[THE REQUEST]
Carry the passage on education and "inert ideas" further, starting right after its final sentence.

··· EXTRACT

>Education is the acquisition of the art of the utilisation of knowledge.
>In training a child to activity of thought, we must beware of what I will call "inert ideas" -- that is to say, ideas that are merely received into the mind without being utilised, or tested, or thrown into fresh combinations. Culture is activity of thought, and receptiveness of beauty and humane feeling. Scraps of information have nothing to do with it.
>By utilising an idea, I mean relating it to that stream, compounded of sense perceptions, feelings, hopes, desires, and of mental activities adjusting thought to thought, which forms our life. .
>Let the main ideas which are introduced into a child's education be few and important, and let them be thrown into every combination possible. The child should make them his own, and should understand their application here and now in the circumstances of his actual life.
>The solution which I am urging, is to eradicate the fatal disconnection of subjects which kills the vitality of our modern curriculum.

······
··· EXTRACTED RECORDS

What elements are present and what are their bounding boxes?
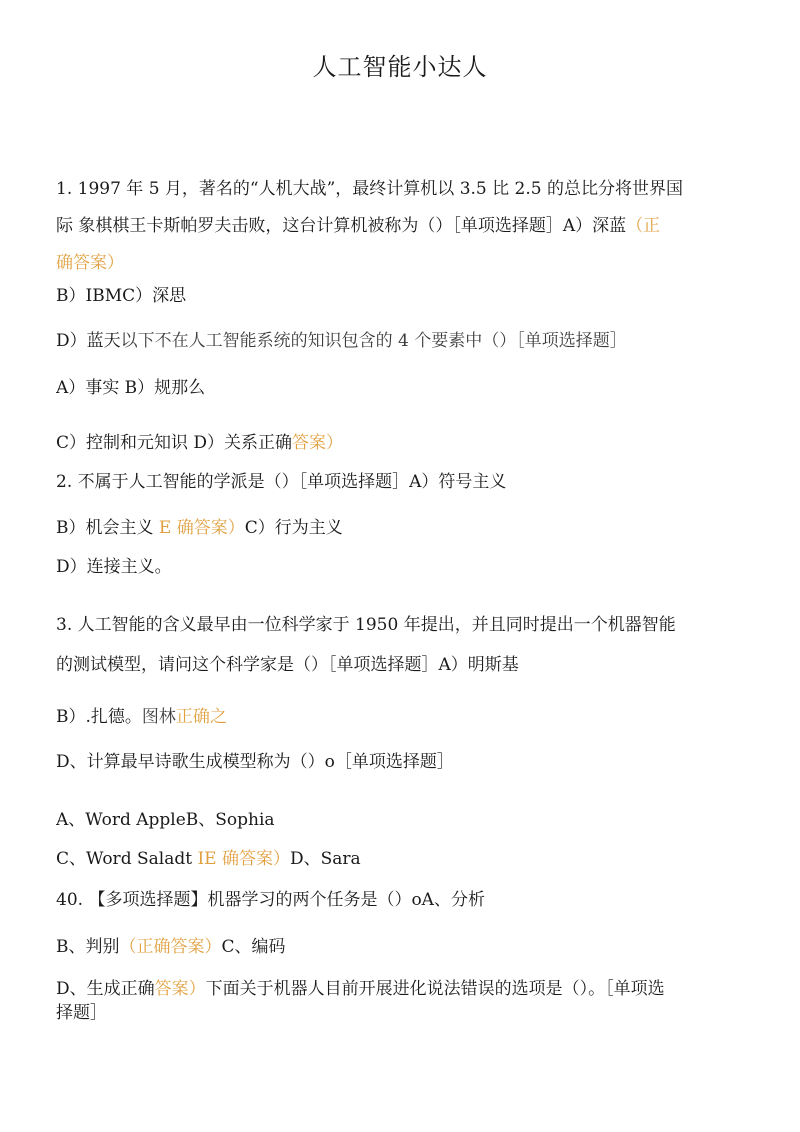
- correct-answer-mark: 确答案）: [56, 253, 124, 273]
- correct-answer-mark: E 确答案）: [158, 518, 245, 538]
- question-4-text: D、计算最早诗歌生成模型称为（）o［单项选择题］: [56, 752, 454, 772]
- question-40-next-line-2: 择题］: [56, 1003, 107, 1023]
- next-question-stem: 下面关于机器人目前开展进化说法错误的选项是（）。［单项选: [205, 979, 665, 999]
- option-b-text: B）.扎德。: [56, 707, 142, 727]
- option-c-text: C、编码: [221, 937, 286, 957]
- question-3-text-line-1: 3. 人工智能的含义最早由一位科学家于 1950 年提出，并且同时提出一个机器智能: [56, 615, 676, 635]
- option-b-text: B、判别: [56, 937, 120, 957]
- question-40-options-line: [56, 935, 746, 959]
- option-d-text: D）蓝天: [56, 331, 121, 351]
- option-c-text: C）行为主义: [244, 518, 343, 538]
- question-40-next-line-1: [56, 977, 746, 1001]
- correct-answer-mark: IE 确答案）: [197, 849, 290, 869]
- options-text: C）控制和元知识 D）关系正确: [56, 433, 293, 453]
- option-d-text: D、生成正确: [56, 979, 155, 999]
- option-d-text: D、Sara: [289, 849, 361, 869]
- correct-answer-mark: （正: [626, 216, 661, 236]
- question-2-options-line-2: D）连接主义。: [56, 557, 172, 577]
- correct-answer-mark: 答案）: [292, 433, 344, 453]
- correct-answer-mark: 答案）: [154, 979, 206, 999]
- question-40-text: 40. 【多项选择题】机器学习的两个任务是（）oA、分析: [56, 890, 485, 910]
- question-3-options-line: [56, 705, 746, 729]
- question-1-stem: 际 象棋棋王卡斯帕罗夫击败，这台计算机被称为（）［单项选择题］A）深蓝: [56, 216, 627, 236]
- question-1-options-line: B）IBMC）深思: [56, 286, 187, 306]
- question-1b-options-line-2: [56, 431, 746, 455]
- option-c-text: 图林: [141, 707, 176, 727]
- question-1b-stem: 以下不在人工智能系统的知识包含的 4 个要素中（）［单项选择题］: [120, 331, 627, 351]
- option-b-text: B）机会主义: [56, 518, 159, 538]
- option-c-text: C、Word Saladt: [56, 849, 198, 869]
- question-1-text-line-2: [56, 214, 746, 238]
- question-2-text: 2. 不属于人工智能的学派是（）［单项选择题］A）符号主义: [56, 472, 507, 492]
- question-1b-line: [56, 329, 746, 353]
- question-1b-options-line-1: A）事实 B）规那么: [56, 378, 206, 398]
- page-title: 人工智能小达人: [312, 53, 488, 81]
- question-1-text-line-1: 1. 1997 年 5 月，著名的“人机大战”，最终计算机以 3.5 比 2.5 的总比分将世界国: [56, 179, 683, 199]
- correct-answer-mark: 正确之: [175, 707, 227, 727]
- question-4-options-line-1: A、Word AppleB、Sophia: [56, 810, 275, 830]
- question-4-options-line-2: [56, 847, 746, 871]
- question-3-text-line-2: 的测试模型，请问这个科学家是（）［单项选择题］A）明斯基: [56, 655, 519, 675]
- question-2-options-line-1: [56, 516, 746, 540]
- correct-answer-mark: （正确答案）: [119, 937, 222, 957]
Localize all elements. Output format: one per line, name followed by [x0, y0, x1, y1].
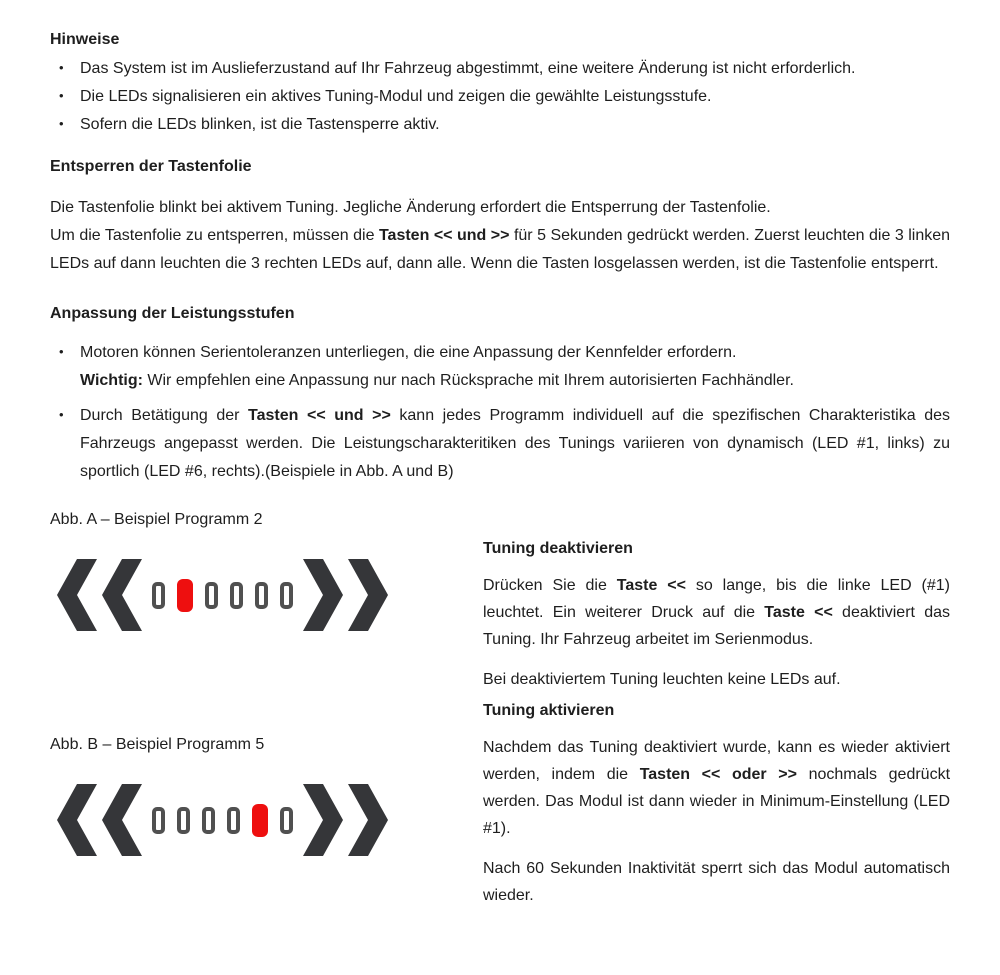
tuning-deaktivieren-paragraph: Drücken Sie die Taste << so lange, bis die linke LED (#1) leuchtet. Ein weiterer Druck auf die Taste << deaktiviert das Tuning. Ihr Fahrzeug arbeitet im Serienmodus. [483, 577, 951, 648]
instructions-column [483, 509, 950, 909]
tuning-deaktivieren-note: Bei deaktiviertem Tuning leuchten keine LEDs auf. [483, 671, 841, 688]
led-display [152, 804, 293, 837]
led-on-indicator [177, 579, 193, 612]
tuning-aktivieren-title: Tuning aktivieren [483, 702, 615, 719]
led-off-indicator [202, 807, 215, 834]
led-off-indicator [152, 807, 165, 834]
list-item [50, 55, 950, 83]
tuning-aktivieren-note: Nach 60 Sekunden Inaktivität sperrt sich das Modul automatisch wieder. [483, 860, 950, 904]
bullet-icon: • [59, 88, 64, 103]
list-item [50, 111, 950, 139]
tuning-deaktivieren-title: Tuning deaktivieren [483, 540, 633, 557]
figures-column [50, 509, 483, 909]
list-item-text: Motoren können Serientoleranzen unterliegen, die eine Anpassung der Kennfelder erfordern. Wichtig: Wir empfehlen eine Anpassung nur nach Rücksprache mit Ihrem autorisierten Fachhändler. [80, 344, 794, 389]
list-item [50, 339, 950, 395]
hinweise-title: Hinweise [50, 31, 120, 48]
anpassung-list [50, 339, 950, 486]
figure-b-label: Abb. B – Beispiel Programm 5 [50, 736, 265, 753]
bullet-icon: • [59, 407, 64, 422]
list-item-text: Das System ist im Auslieferzustand auf Ihr Fahrzeug abgestimmt, eine weitere Änderung ist nicht erforderlich. [80, 60, 856, 77]
led-off-indicator [152, 582, 165, 609]
figure-a-label: Abb. A – Beispiel Programm 2 [50, 511, 263, 528]
led-display [152, 579, 293, 612]
list-item [50, 402, 950, 486]
entsperren-paragraph: Die Tastenfolie blinkt bei aktivem Tuning. Jegliche Änderung erfordert die Entsperrung der Tastenfolie. Um die Tastenfolie zu entsperren, müssen die Tasten << und >> für 5 Sekunden gedrückt werden. Zuerst leuchten die 3 linken LEDs auf dann leuchten die 3 rechten LEDs auf, dann alle. Wenn die Tasten losgelassen werden, ist die Tastenfolie entsperrt. [50, 199, 951, 272]
double-chevron-right-icon [303, 559, 388, 631]
led-off-indicator [255, 582, 268, 609]
led-off-indicator [205, 582, 218, 609]
anpassung-title: Anpassung der Leistungsstufen [50, 305, 295, 322]
figure-b-graphic [57, 784, 483, 856]
tuning-aktivieren-paragraph: Nachdem das Tuning deaktiviert wurde, kann es wieder aktiviert werden, indem die Tasten << oder >> nochmals gedrückt werden. Das Modul ist dann wieder in Minimum-Einstellung (LED #1). [483, 739, 951, 837]
bullet-icon: • [59, 344, 64, 359]
list-item-text: Die LEDs signalisieren ein aktives Tuning-Modul und zeigen die gewählte Leistungsstufe. [80, 88, 712, 105]
list-item [50, 83, 950, 111]
section-entsperren [50, 157, 950, 278]
double-chevron-left-icon [57, 784, 142, 856]
entsperren-title: Entsperren der Tastenfolie [50, 158, 252, 175]
double-chevron-left-icon [57, 559, 142, 631]
section-hinweise [50, 30, 950, 139]
section-anpassung [50, 304, 950, 486]
double-chevron-right-icon [303, 784, 388, 856]
led-off-indicator [177, 807, 190, 834]
hinweise-list [50, 55, 950, 139]
led-off-indicator [227, 807, 240, 834]
bullet-icon: • [59, 116, 64, 131]
bullet-icon: • [59, 60, 64, 75]
figures-and-instructions [50, 509, 950, 909]
list-item-text: Sofern die LEDs blinken, ist die Tastensperre aktiv. [80, 116, 440, 133]
list-item-text: Durch Betätigung der Tasten << und >> kann jedes Programm individuell auf die spezifischen Charakteristika des Fahrzeugs angepasst werden. Die Leistungscharakteritiken des Tunings variieren von dynamisch (LED #1, links) zu sportlich (LED #6, rechts).(Beispiele in Abb. A und B) [80, 407, 950, 480]
led-off-indicator [280, 807, 293, 834]
led-off-indicator [230, 582, 243, 609]
figure-a-graphic [57, 559, 483, 631]
led-off-indicator [280, 582, 293, 609]
led-on-indicator [252, 804, 268, 837]
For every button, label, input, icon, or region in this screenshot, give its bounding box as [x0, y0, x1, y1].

······

[RESPONSE]
>..no course of study can claim any position of ideal completeness. Nor are the omitted factors of subordinate importance. The insistence in the Platonic culture on disinterested intellectual appreciation is a psychological error. Action and our implication in the transition of events amid the inevitable bond of cause to effect are fundamental. An education which strives to divorce intellectual or aesthetic life from these fundamental facts carries with it the decadence of civilisation.
>Disinterested scientific curiosity is a passion for an ordered intellectual vision of the connection of events. But the … intervention of action even in abstract science is often overlooked. No man of science wants merely to know. He does not discover in order to know, he knows in order to discover. The pleasure which art and sciences can give to toil is the enjoyment which arises from successfully directed intention. (Whitehead)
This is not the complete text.